- [Page extract]
MySQL 5.6 vs MySQL 5.5 and the Star Schema Benchmark

MySQL 5.6 vs MySQL 5.5 and the Star Schema Benchmark

MySQL 5.6 vs MySQL 5.5 & the Star Schema Benchmark

So far most of the benchmarks posted about MySQL 5.6 use the sysbench OLTP workload.  I wanted to test a set of queries which, unlike sysbench, utilize joins.  I also wanted an easily reproducible set of data which is more rich than the simple sysbench table.  The Star Schema Benchmark (SSB) seems ideal for this.

I wasn’t going to focus on the performance of individual queries in this post, but instead intended to focus only on the overall response time for answering all of the queries in the benchmark. I got some strange results, however, which showed MySQL 5.6.10 to be much slower than MySQL 5.5.30 even with only a single connection. I felt these results warranted deeper investigation, so I did some research and detailed my findings here.

Just a few notes:
I tested two scenarios: a buffer pool much smaller than the data set (default size of 128MB, which is 1/8th of the data) and I also testing a 4G buffer pool, which is larger than the data. Very little tuning was done. The goal was to see how MySQL 5.6 performs out-of-the-box as compared to 5.5.30 with default settings. The non-default settings were tried to dig deeper into performance differences and are documented in the post.

This blog post is not a definitive conclusion about innodb_old_blocks_pct or innodb_old_blocks_time. It does highlight how a data set much larger than the buffer pool may perform worse with innodb_old_blocks_time=1000, but as I said this needs further investigation. One particular point of investigation which needs to be followed up on, including testing innodb_old_blocks_time=1000 on MySQL 5.5.30 and testing multiple buffer pools on MySQL 5.5.30. Finally, MySQL 5.6.10 has many additional tuning options which must be investigated (MRR, BKA, ICP, etc) before coming to further conclusions. These will be the topic of further blog posts.

Benchmark Details:

The SSB employs a data generator which produces data for a star schema.  Star schema are commonly used for analytics because it is extremely easy to construct queries against.  It is also very easy to define an OLAP cube over a star schema, so they are popular for use with tools like Mondrian and also for data mining.  I wrote an earlier blog post which describes the differences between major schema types.

  • I used the SSB data set at scale factor 1.  Scale factor 1 results in 587MB of raw data, mostly in one  table (lineorder).

- [Rows]

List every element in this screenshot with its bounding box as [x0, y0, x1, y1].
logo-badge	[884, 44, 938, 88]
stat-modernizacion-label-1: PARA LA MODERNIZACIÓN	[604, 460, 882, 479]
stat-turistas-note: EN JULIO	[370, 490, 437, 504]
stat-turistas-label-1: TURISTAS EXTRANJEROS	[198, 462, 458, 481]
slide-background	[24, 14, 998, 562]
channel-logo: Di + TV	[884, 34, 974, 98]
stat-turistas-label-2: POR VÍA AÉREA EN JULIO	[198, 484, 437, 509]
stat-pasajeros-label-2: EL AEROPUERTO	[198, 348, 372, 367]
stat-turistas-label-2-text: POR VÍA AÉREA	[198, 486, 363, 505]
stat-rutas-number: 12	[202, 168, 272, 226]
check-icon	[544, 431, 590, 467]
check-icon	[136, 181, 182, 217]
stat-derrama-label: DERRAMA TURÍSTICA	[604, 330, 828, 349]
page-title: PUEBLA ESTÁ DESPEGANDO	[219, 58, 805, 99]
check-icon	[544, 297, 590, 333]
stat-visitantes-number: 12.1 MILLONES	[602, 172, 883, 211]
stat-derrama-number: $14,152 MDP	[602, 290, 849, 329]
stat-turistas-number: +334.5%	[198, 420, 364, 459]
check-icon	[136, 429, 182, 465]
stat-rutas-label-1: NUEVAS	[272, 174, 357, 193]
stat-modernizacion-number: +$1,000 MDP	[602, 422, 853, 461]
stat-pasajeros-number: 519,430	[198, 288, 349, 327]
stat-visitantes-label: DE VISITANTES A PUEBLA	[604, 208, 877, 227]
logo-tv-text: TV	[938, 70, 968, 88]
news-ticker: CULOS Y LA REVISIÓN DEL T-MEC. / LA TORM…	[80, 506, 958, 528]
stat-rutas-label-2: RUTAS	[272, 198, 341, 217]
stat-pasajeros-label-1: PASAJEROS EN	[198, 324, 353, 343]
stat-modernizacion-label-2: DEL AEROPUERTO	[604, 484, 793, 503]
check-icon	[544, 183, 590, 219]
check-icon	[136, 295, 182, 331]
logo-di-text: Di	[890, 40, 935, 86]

- [What is needed] Rewrite the paragraph of the MySQL benchmark article that begins "The SSB employs a data generator" as a short bulleted list that keeps its main facts.

- [The reply]
- The SSB uses a data generator that produces data for a star schema.
- Star schemas are common in analytics because queries against them are extremely easy to construct.
- An OLAP cube is easy to define over a star schema. This makes star schemas popular with tools such as Mondrian and for data mining.
- An earlier blog post by the author describes the differences between major schema types.